» **Records from a dataset**:
## Start
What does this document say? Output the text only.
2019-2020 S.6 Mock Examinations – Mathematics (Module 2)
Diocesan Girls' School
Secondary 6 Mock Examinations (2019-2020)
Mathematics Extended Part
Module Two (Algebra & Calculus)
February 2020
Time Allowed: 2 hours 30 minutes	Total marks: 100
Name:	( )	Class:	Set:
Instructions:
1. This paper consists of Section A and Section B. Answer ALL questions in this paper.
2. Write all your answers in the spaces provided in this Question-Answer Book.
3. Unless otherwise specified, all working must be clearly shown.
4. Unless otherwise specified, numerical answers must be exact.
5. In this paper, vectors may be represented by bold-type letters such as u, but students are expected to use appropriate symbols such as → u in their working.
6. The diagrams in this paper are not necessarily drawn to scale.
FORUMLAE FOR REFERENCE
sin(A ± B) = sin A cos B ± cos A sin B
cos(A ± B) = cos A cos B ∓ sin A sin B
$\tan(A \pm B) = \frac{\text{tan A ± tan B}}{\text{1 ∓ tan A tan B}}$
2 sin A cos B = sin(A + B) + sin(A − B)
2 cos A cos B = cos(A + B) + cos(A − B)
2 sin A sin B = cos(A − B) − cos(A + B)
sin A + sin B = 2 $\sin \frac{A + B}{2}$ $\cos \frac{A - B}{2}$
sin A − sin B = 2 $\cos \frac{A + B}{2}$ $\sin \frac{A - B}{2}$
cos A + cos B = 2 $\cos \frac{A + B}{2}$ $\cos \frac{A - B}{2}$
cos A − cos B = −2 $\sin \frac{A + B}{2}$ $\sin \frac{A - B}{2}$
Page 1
## End
» **Directions**:
Check each line of the records above for the string "text", and report every line that has it.

» **Answer for this exercise**:
What does this document say? Output the text only.
$\tan(A \pm B) = \frac{\text{tan A ± tan B}}{\text{1 ∓ tan A tan B}}$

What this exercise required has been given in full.